─── THE DATA
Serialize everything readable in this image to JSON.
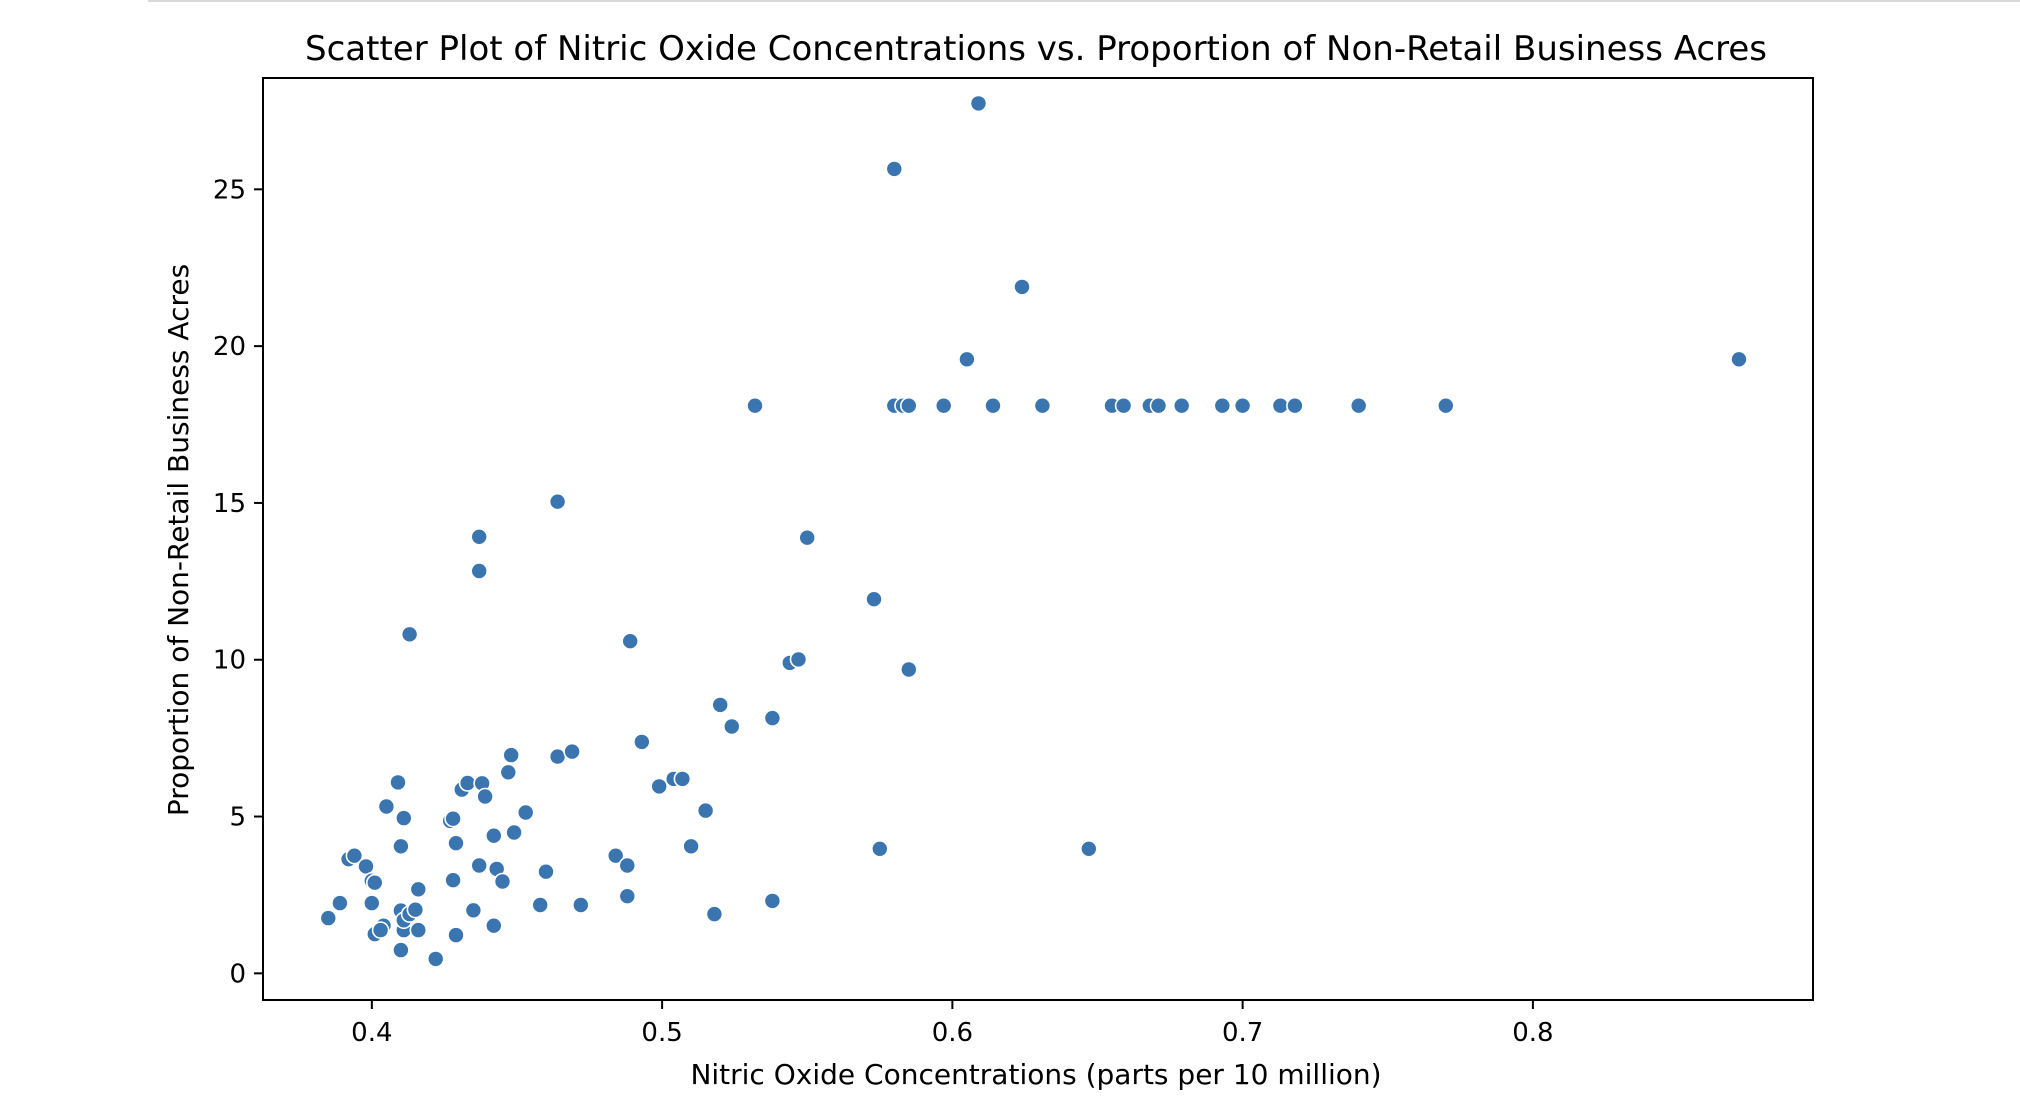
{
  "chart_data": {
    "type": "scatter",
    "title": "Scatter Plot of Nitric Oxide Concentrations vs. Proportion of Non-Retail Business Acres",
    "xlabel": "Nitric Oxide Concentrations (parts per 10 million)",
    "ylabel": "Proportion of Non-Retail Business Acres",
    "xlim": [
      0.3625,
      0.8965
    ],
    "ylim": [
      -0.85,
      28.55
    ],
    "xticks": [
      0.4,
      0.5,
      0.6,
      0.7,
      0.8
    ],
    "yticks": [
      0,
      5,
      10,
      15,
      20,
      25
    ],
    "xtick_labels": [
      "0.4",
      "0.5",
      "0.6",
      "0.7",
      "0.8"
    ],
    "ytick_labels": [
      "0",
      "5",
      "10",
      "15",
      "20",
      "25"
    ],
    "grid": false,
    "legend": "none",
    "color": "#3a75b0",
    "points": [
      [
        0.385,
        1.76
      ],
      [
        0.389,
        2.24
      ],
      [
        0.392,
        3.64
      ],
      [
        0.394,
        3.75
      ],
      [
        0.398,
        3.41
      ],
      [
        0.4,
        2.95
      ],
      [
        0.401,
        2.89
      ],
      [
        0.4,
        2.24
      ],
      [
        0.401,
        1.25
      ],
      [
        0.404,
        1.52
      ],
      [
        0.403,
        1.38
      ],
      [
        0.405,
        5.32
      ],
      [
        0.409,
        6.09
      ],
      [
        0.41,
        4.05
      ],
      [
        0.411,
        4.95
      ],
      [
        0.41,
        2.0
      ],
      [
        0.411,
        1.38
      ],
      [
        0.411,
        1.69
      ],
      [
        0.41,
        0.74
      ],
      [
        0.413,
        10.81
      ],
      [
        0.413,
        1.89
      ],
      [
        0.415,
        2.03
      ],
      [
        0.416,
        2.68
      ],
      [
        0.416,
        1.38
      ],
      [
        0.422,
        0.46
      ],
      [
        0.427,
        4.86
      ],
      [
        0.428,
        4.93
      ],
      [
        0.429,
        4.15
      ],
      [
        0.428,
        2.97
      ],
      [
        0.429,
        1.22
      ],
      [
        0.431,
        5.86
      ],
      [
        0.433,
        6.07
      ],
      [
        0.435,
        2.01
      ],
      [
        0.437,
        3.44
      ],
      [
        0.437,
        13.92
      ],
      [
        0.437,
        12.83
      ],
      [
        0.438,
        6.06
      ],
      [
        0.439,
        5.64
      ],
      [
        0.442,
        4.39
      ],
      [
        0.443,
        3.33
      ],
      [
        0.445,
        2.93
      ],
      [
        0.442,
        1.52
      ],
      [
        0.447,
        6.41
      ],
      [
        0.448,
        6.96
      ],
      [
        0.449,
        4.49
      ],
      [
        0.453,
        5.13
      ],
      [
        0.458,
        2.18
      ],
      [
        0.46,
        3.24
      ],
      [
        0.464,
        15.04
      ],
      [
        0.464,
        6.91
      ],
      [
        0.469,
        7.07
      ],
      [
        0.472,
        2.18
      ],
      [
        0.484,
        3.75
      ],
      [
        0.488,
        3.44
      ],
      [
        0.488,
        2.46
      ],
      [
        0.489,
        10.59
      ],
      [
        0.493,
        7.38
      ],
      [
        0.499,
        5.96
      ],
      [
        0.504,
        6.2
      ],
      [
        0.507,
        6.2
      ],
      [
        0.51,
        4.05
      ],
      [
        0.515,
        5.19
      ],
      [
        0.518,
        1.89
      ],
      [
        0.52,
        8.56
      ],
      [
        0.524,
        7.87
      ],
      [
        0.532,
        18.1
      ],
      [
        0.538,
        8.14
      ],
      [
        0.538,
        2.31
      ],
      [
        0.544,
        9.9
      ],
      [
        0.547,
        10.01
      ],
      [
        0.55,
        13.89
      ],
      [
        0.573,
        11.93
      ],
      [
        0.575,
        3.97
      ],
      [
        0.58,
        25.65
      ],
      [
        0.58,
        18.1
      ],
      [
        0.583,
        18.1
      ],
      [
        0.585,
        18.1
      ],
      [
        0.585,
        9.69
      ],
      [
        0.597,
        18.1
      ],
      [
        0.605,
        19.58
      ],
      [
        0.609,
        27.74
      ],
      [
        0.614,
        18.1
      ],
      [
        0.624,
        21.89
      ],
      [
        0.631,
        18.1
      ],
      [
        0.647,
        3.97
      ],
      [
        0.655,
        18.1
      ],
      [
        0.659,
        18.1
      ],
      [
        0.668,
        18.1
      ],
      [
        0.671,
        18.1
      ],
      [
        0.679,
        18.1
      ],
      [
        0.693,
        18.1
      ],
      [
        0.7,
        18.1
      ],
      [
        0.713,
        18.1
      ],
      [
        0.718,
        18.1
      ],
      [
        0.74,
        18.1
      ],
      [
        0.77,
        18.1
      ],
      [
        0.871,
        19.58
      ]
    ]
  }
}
──────
OBJECTIVE.
Check each line of the records for "Acres" and copy the ones that contain it.

TASK OUTPUT.
    "title": "Scatter Plot of Nitric Oxide Concentrations vs. Proportion of Non-Retail Business Acres",
    "ylabel": "Proportion of Non-Retail Business Acres",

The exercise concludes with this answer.